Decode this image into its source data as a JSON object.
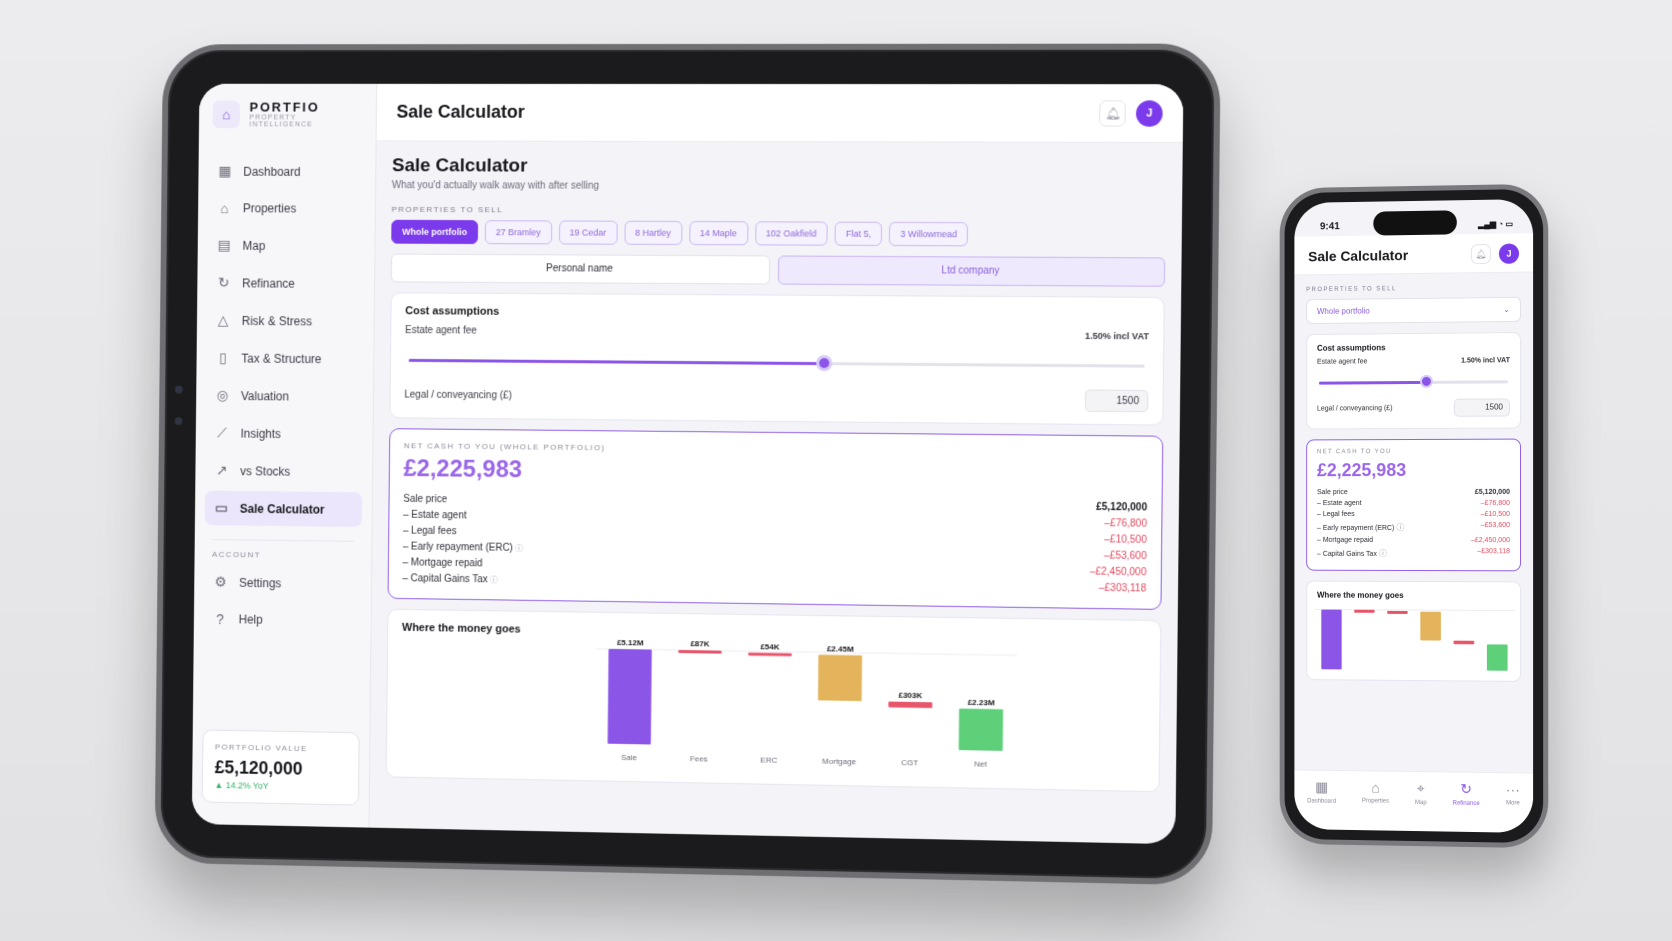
{
  "brand": {
    "name": "PORTFIO",
    "tagline": "PROPERTY INTELLIGENCE"
  },
  "sidebar": {
    "items": [
      {
        "label": "Dashboard",
        "icon": "grid-icon"
      },
      {
        "label": "Properties",
        "icon": "home-icon"
      },
      {
        "label": "Map",
        "icon": "map-icon"
      },
      {
        "label": "Refinance",
        "icon": "refresh-icon"
      },
      {
        "label": "Risk & Stress",
        "icon": "warning-icon"
      },
      {
        "label": "Tax & Structure",
        "icon": "document-icon"
      },
      {
        "label": "Valuation",
        "icon": "check-circle-icon"
      },
      {
        "label": "Insights",
        "icon": "line-chart-icon"
      },
      {
        "label": "vs Stocks",
        "icon": "trend-up-icon"
      },
      {
        "label": "Sale Calculator",
        "icon": "calculator-icon",
        "active": true
      }
    ],
    "account_label": "ACCOUNT",
    "account_items": [
      {
        "label": "Settings",
        "icon": "gear-icon"
      },
      {
        "label": "Help",
        "icon": "help-icon"
      }
    ],
    "portfolio": {
      "label": "PORTFOLIO VALUE",
      "value": "£5,120,000",
      "change": "▲ 14.2% YoY"
    }
  },
  "topbar": {
    "title": "Sale Calculator",
    "avatar": "J"
  },
  "page": {
    "title": "Sale Calculator",
    "subtitle": "What you'd actually walk away with after selling",
    "properties_label": "PROPERTIES TO SELL",
    "chips": [
      "Whole portfolio",
      "27 Bramley",
      "19 Cedar",
      "8 Hartley",
      "14 Maple",
      "102 Oakfield",
      "Flat 5,",
      "3 Willowmead"
    ],
    "ownership": {
      "personal": "Personal name",
      "ltd": "Ltd company"
    },
    "costs": {
      "title": "Cost assumptions",
      "agent_fee_label": "Estate agent fee",
      "agent_fee_value": "1.50% incl VAT",
      "agent_fee_fraction": 0.57,
      "legal_label": "Legal / conveyancing (£)",
      "legal_value": "1500"
    },
    "net": {
      "label": "NET CASH TO YOU (WHOLE PORTFOLIO)",
      "value": "£2,225,983",
      "lines": [
        {
          "label": "Sale price",
          "value": "£5,120,000",
          "kind": "pos"
        },
        {
          "label": "– Estate agent",
          "value": "–£76,800",
          "kind": "neg"
        },
        {
          "label": "– Legal fees",
          "value": "–£10,500",
          "kind": "neg"
        },
        {
          "label": "– Early repayment (ERC)",
          "value": "–£53,600",
          "kind": "neg",
          "info": true
        },
        {
          "label": "– Mortgage repaid",
          "value": "–£2,450,000",
          "kind": "neg"
        },
        {
          "label": "– Capital Gains Tax",
          "value": "–£303,118",
          "kind": "neg",
          "info": true
        }
      ]
    }
  },
  "chart_data": {
    "type": "bar",
    "title": "Where the money goes",
    "categories": [
      "Sale",
      "Fees",
      "ERC",
      "Mortgage",
      "CGT",
      "Net"
    ],
    "values": [
      5120000,
      -87300,
      -53600,
      -2450000,
      -303118,
      2225983
    ],
    "labels": [
      "£5.12M",
      "£87K",
      "£54K",
      "£2.45M",
      "£303K",
      "£2.23M"
    ],
    "colors": [
      "#8b55e8",
      "#e8546a",
      "#e8546a",
      "#e3b45c",
      "#e8546a",
      "#5fd07a"
    ]
  },
  "phone": {
    "time": "9:41",
    "title": "Sale Calculator",
    "avatar": "J",
    "properties_label": "PROPERTIES TO SELL",
    "selected": "Whole portfolio",
    "net_label": "NET CASH TO YOU",
    "chart_title": "Where the money goes",
    "tabs": [
      {
        "label": "Dashboard",
        "icon": "grid-icon"
      },
      {
        "label": "Properties",
        "icon": "home-icon"
      },
      {
        "label": "Map",
        "icon": "pin-icon"
      },
      {
        "label": "Refinance",
        "icon": "refresh-icon",
        "active": true
      },
      {
        "label": "More",
        "icon": "more-icon"
      }
    ]
  }
}
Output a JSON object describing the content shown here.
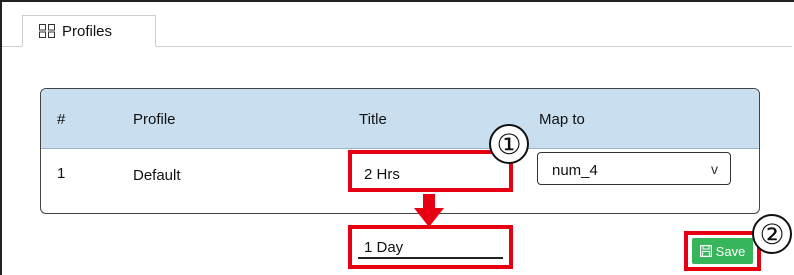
{
  "tabs": [
    {
      "label": "Profiles",
      "icon": "grid-icon"
    }
  ],
  "table": {
    "headers": [
      "#",
      "Profile",
      "Title",
      "Map to"
    ],
    "rows": [
      {
        "index": "1",
        "profile": "Default",
        "title": "2 Hrs",
        "map_to": "num_4"
      }
    ]
  },
  "new_title_value": "1 Day",
  "map_to_chevron": "v",
  "save_label": "Save",
  "callouts": [
    "①",
    "②"
  ],
  "colors": {
    "header_bg": "#c9dff0",
    "highlight": "#e60012",
    "save_bg": "#36b55a"
  }
}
______
* [YOUR GOAL]
Give again the lines from the line that contains "Output a JSON" through the last line of the material above, exactly and with both ends included. Omit the pictures.

* [THE OUTPUT]
Output a JSON object describing the content shown here.
{
  "tabs": [
    {
      "label": "Profiles",
      "icon": "grid-icon"
    }
  ],
  "table": {
    "headers": [
      "#",
      "Profile",
      "Title",
      "Map to"
    ],
    "rows": [
      {
        "index": "1",
        "profile": "Default",
        "title": "2 Hrs",
        "map_to": "num_4"
      }
    ]
  },
  "new_title_value": "1 Day",
  "map_to_chevron": "v",
  "save_label": "Save",
  "callouts": [
    "①",
    "②"
  ],
  "colors": {
    "header_bg": "#c9dff0",
    "highlight": "#e60012",
    "save_bg": "#36b55a"
  }
}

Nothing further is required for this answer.